··· EXERCISE DATA
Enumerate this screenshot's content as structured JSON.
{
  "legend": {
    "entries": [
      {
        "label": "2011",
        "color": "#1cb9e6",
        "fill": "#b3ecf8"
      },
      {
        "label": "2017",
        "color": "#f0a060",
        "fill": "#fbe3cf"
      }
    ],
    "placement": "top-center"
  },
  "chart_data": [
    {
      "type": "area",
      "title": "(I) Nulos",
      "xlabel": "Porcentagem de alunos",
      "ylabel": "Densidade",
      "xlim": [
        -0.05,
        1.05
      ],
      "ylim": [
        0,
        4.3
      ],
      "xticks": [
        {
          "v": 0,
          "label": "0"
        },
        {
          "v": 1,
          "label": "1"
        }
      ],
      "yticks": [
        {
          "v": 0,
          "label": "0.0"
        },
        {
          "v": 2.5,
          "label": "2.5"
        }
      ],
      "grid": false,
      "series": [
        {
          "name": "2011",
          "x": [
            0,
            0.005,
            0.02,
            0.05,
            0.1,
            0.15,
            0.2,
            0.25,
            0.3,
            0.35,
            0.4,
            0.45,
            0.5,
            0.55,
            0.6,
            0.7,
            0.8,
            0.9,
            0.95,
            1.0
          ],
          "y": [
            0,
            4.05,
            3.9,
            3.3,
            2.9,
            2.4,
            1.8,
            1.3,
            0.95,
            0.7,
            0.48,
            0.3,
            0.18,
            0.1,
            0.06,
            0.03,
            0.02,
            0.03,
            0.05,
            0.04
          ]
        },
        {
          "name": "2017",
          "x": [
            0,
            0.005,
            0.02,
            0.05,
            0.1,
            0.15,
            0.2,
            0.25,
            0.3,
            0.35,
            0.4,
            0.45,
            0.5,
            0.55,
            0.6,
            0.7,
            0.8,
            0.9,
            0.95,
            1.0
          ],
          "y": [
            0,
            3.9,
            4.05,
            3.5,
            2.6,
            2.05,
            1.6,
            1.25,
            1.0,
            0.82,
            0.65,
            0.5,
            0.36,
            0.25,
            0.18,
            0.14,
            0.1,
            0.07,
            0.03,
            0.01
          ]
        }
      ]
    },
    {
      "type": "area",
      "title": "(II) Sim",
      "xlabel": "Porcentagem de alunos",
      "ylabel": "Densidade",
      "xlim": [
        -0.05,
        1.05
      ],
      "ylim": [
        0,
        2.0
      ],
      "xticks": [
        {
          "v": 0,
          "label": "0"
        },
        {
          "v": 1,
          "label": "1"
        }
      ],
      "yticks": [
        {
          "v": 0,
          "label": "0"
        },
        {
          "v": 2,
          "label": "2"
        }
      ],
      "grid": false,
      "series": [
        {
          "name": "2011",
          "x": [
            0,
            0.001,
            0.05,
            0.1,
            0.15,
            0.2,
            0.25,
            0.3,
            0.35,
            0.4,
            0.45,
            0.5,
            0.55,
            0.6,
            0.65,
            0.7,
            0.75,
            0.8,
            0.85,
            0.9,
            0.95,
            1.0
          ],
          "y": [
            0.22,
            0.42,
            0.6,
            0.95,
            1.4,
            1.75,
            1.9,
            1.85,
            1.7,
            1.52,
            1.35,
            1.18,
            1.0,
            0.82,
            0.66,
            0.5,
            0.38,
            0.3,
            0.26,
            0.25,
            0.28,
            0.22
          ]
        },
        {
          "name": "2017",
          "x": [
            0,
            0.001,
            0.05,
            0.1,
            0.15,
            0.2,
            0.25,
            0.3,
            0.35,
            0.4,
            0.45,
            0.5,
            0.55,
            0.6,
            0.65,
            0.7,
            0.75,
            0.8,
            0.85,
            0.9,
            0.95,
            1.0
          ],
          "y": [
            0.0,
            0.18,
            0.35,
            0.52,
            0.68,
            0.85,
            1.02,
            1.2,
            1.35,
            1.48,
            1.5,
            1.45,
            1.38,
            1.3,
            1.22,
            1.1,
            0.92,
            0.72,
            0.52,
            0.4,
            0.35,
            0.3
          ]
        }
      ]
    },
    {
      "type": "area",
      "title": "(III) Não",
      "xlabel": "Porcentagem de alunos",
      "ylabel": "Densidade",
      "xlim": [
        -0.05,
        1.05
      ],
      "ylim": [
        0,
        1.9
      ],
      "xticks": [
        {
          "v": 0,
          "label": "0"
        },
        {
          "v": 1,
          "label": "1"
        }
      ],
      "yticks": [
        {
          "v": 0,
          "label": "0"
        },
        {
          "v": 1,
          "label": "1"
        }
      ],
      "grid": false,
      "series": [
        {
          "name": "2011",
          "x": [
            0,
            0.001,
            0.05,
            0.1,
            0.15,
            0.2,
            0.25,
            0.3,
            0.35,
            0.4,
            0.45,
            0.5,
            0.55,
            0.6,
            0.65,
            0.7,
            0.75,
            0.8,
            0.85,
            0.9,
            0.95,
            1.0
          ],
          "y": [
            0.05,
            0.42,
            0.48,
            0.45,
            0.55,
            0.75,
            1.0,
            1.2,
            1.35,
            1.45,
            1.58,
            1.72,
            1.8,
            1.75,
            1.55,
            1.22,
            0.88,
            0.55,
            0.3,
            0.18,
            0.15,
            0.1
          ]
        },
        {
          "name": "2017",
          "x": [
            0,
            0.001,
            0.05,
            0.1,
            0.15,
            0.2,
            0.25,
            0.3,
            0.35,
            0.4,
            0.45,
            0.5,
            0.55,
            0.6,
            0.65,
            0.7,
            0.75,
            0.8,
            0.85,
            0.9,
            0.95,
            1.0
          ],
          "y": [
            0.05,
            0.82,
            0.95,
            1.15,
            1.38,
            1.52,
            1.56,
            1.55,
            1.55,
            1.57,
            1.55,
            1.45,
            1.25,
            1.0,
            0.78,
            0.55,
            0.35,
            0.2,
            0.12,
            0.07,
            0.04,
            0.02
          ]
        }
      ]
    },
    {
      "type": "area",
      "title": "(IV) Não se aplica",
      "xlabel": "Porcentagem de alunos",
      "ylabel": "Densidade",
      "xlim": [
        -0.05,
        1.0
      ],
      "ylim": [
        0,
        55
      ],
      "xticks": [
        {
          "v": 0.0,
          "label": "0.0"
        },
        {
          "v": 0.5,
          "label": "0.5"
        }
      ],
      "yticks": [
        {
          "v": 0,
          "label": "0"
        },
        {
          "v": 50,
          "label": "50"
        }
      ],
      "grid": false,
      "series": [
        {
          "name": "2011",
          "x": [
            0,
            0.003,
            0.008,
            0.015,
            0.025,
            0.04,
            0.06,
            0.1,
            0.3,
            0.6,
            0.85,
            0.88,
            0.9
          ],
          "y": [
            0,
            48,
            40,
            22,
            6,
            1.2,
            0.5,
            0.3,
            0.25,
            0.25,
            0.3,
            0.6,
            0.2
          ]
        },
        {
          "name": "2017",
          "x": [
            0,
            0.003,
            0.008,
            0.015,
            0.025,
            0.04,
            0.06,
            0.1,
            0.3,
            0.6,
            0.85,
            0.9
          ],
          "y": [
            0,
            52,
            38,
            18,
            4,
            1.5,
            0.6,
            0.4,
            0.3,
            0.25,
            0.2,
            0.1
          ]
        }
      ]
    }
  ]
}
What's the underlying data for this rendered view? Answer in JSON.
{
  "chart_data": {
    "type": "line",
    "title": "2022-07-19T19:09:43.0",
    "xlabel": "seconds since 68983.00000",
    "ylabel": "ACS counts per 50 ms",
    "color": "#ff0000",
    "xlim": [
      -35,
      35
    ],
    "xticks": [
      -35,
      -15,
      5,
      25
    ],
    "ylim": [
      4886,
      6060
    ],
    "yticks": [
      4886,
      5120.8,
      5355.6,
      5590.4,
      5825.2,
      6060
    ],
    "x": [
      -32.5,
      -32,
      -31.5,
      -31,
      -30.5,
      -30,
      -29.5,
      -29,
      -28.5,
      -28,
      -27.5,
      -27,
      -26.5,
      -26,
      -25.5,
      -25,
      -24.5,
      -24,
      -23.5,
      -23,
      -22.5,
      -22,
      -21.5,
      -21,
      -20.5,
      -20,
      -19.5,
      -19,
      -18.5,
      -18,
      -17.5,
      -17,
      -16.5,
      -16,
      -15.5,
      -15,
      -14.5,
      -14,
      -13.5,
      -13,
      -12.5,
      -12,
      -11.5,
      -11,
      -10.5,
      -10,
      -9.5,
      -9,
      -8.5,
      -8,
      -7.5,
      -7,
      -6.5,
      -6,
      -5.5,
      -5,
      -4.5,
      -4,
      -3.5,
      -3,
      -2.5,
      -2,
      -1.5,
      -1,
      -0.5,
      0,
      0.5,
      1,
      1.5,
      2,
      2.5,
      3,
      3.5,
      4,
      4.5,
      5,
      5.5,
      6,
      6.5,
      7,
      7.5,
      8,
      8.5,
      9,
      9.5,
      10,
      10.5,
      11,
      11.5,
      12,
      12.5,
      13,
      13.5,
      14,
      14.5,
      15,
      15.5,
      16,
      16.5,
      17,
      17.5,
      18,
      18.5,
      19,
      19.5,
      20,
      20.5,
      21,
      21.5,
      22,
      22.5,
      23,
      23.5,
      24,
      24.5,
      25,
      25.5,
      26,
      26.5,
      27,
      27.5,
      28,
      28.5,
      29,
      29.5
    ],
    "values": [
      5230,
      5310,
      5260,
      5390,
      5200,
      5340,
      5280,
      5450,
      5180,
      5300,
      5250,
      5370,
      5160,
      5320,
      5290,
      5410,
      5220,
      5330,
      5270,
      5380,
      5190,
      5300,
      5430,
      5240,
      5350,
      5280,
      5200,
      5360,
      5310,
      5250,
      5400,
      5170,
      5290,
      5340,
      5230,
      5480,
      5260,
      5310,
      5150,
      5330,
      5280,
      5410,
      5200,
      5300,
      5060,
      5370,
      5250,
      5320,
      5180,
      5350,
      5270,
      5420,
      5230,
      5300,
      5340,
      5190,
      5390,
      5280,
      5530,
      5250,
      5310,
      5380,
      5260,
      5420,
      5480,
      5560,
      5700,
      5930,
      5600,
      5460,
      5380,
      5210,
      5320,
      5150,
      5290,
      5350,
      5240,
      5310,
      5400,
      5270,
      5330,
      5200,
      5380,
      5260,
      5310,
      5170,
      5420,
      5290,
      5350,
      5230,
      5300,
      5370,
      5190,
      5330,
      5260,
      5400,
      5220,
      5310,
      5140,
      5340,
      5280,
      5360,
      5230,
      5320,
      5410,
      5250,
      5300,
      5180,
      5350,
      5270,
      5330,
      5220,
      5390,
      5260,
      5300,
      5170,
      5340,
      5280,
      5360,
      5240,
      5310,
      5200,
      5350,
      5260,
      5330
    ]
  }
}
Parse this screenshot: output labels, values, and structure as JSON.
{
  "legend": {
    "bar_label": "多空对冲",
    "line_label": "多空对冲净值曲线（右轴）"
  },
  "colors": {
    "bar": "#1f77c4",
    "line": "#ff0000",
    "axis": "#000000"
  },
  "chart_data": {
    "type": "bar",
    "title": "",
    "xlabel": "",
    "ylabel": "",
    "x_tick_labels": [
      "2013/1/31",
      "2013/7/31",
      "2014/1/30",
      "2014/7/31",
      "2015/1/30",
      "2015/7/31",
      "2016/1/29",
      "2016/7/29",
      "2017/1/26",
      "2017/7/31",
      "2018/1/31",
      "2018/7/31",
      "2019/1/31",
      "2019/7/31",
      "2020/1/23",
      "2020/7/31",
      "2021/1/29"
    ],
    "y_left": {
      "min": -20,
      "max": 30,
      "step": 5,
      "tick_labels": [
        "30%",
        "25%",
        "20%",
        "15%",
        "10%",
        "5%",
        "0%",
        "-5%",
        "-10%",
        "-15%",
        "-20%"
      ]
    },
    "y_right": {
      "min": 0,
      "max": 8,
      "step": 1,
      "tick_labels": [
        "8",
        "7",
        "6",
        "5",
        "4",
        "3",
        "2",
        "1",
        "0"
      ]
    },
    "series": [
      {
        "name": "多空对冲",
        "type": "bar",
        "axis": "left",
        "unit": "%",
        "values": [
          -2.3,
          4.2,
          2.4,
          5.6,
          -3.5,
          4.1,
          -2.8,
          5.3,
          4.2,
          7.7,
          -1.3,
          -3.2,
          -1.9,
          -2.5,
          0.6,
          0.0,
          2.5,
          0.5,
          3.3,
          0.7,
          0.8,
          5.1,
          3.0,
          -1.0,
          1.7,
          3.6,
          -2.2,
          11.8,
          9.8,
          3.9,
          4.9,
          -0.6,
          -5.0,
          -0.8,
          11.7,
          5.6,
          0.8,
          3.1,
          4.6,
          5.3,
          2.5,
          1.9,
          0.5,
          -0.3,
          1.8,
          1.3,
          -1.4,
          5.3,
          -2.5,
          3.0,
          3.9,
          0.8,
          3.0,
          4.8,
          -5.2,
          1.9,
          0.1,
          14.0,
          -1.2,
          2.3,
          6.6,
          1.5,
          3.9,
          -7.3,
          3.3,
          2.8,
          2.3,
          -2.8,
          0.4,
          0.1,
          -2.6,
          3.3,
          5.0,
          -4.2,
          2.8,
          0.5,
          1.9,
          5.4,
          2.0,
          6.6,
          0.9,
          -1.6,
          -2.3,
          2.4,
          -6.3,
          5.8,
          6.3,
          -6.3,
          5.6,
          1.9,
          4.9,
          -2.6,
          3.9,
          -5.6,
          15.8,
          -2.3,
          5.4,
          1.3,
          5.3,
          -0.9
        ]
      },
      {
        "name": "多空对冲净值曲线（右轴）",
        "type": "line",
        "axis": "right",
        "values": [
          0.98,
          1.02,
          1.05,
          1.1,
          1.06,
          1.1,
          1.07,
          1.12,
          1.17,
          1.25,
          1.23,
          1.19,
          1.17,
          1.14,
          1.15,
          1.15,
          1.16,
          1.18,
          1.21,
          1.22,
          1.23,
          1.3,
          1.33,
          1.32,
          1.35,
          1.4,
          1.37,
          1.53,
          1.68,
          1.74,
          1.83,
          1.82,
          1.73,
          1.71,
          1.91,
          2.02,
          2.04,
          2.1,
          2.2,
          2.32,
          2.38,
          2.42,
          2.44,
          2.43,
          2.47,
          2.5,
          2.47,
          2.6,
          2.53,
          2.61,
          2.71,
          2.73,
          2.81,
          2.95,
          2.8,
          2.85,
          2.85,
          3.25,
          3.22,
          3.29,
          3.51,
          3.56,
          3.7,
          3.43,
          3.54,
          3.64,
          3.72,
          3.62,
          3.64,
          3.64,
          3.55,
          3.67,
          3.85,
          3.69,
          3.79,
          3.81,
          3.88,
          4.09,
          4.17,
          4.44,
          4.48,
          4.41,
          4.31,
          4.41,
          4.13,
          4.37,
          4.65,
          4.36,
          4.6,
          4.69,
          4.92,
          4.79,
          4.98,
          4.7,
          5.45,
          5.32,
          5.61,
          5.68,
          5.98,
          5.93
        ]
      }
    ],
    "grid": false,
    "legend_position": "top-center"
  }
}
······
▸ INSTRUCTIONS FOR THE TASK
Check each line of the entries above for the word "center". List the ones that have it.

▸ ANSWER FOR THE TASK
    "placement": "top-center"
    "legend_position": "top-center"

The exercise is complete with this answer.